THE EXERCISE:
In this exercise, reproduce all the entries that follow exactly.
--- START OF EXTRACTED DATA ---
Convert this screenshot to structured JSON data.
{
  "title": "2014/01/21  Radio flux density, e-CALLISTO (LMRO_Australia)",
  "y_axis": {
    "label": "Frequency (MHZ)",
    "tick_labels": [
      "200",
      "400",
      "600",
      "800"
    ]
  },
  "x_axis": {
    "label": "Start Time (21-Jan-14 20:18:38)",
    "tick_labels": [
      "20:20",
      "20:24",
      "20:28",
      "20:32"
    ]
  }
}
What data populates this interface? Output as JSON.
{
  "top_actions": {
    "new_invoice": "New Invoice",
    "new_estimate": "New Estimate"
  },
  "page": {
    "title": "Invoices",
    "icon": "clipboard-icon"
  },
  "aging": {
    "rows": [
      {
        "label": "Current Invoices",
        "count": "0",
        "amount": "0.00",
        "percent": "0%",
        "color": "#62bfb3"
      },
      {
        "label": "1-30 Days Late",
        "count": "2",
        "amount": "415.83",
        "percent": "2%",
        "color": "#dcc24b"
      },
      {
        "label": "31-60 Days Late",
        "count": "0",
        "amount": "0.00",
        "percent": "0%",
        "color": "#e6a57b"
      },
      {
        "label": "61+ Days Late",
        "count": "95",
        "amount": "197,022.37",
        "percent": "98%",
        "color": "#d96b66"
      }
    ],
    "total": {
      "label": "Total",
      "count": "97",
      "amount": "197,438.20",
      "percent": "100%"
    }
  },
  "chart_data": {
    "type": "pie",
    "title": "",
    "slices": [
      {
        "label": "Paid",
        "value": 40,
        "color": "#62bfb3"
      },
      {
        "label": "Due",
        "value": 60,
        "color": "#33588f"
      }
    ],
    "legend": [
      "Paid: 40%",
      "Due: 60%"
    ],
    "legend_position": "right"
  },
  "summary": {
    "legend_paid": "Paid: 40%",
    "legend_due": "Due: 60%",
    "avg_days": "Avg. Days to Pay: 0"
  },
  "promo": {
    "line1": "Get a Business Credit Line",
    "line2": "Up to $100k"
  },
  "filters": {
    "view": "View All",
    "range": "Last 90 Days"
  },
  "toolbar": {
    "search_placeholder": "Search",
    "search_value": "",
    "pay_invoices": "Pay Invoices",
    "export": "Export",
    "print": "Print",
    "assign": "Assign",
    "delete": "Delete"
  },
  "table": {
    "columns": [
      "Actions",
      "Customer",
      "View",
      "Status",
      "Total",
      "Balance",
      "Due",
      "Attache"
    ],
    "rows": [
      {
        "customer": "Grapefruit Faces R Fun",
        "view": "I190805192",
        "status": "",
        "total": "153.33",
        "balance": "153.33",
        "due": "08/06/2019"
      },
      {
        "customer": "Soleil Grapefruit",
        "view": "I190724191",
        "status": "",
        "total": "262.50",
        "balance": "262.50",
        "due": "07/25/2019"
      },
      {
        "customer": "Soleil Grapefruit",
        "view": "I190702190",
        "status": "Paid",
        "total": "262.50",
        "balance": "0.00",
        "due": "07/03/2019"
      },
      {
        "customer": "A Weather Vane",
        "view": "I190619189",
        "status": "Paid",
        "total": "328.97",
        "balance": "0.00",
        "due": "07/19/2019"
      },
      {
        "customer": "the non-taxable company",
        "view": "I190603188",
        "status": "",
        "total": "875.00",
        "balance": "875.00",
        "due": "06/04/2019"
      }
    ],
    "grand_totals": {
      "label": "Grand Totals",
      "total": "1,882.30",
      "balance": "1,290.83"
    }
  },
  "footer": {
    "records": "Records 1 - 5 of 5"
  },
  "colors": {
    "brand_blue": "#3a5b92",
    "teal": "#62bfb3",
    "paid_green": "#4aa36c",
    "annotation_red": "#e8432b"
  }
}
--- END OF EXTRACTED DATA ---
RESULT FOR THIS TASK:
Convert this screenshot to structured JSON data.
{
  "title": "2014/01/21  Radio flux density, e-CALLISTO (LMRO_Australia)",
  "y_axis": {
    "label": "Frequency (MHZ)",
    "tick_labels": [
      "200",
      "400",
      "600",
      "800"
    ]
  },
  "x_axis": {
    "label": "Start Time (21-Jan-14 20:18:38)",
    "tick_labels": [
      "20:20",
      "20:24",
      "20:28",
      "20:32"
    ]
  }
}
What data populates this interface? Output as JSON.
{
  "top_actions": {
    "new_invoice": "New Invoice",
    "new_estimate": "New Estimate"
  },
  "page": {
    "title": "Invoices",
    "icon": "clipboard-icon"
  },
  "aging": {
    "rows": [
      {
        "label": "Current Invoices",
        "count": "0",
        "amount": "0.00",
        "percent": "0%",
        "color": "#62bfb3"
      },
      {
        "label": "1-30 Days Late",
        "count": "2",
        "amount": "415.83",
        "percent": "2%",
        "color": "#dcc24b"
      },
      {
        "label": "31-60 Days Late",
        "count": "0",
        "amount": "0.00",
        "percent": "0%",
        "color": "#e6a57b"
      },
      {
        "label": "61+ Days Late",
        "count": "95",
        "amount": "197,022.37",
        "percent": "98%",
        "color": "#d96b66"
      }
    ],
    "total": {
      "label": "Total",
      "count": "97",
      "amount": "197,438.20",
      "percent": "100%"
    }
  },
  "chart_data": {
    "type": "pie",
    "title": "",
    "slices": [
      {
        "label": "Paid",
        "value": 40,
        "color": "#62bfb3"
      },
      {
        "label": "Due",
        "value": 60,
        "color": "#33588f"
      }
    ],
    "legend": [
      "Paid: 40%",
      "Due: 60%"
    ],
    "legend_position": "right"
  },
  "summary": {
    "legend_paid": "Paid: 40%",
    "legend_due": "Due: 60%",
    "avg_days": "Avg. Days to Pay: 0"
  },
  "promo": {
    "line1": "Get a Business Credit Line",
    "line2": "Up to $100k"
  },
  "filters": {
    "view": "View All",
    "range": "Last 90 Days"
  },
  "toolbar": {
    "search_placeholder": "Search",
    "search_value": "",
    "pay_invoices": "Pay Invoices",
    "export": "Export",
    "print": "Print",
    "assign": "Assign",
    "delete": "Delete"
  },
  "table": {
    "columns": [
      "Actions",
      "Customer",
      "View",
      "Status",
      "Total",
      "Balance",
      "Due",
      "Attache"
    ],
    "rows": [
      {
        "customer": "Grapefruit Faces R Fun",
        "view": "I190805192",
        "status": "",
        "total": "153.33",
        "balance": "153.33",
        "due": "08/06/2019"
      },
      {
        "customer": "Soleil Grapefruit",
        "view": "I190724191",
        "status": "",
        "total": "262.50",
        "balance": "262.50",
        "due": "07/25/2019"
      },
      {
        "customer": "Soleil Grapefruit",
        "view": "I190702190",
        "status": "Paid",
        "total": "262.50",
        "balance": "0.00",
        "due": "07/03/2019"
      },
      {
        "customer": "A Weather Vane",
        "view": "I190619189",
        "status": "Paid",
        "total": "328.97",
        "balance": "0.00",
        "due": "07/19/2019"
      },
      {
        "customer": "the non-taxable company",
        "view": "I190603188",
        "status": "",
        "total": "875.00",
        "balance": "875.00",
        "due": "06/04/2019"
      }
    ],
    "grand_totals": {
      "label": "Grand Totals",
      "total": "1,882.30",
      "balance": "1,290.83"
    }
  },
  "footer": {
    "records": "Records 1 - 5 of 5"
  },
  "colors": {
    "brand_blue": "#3a5b92",
    "teal": "#62bfb3",
    "paid_green": "#4aa36c",
    "annotation_red": "#e8432b"
  }
}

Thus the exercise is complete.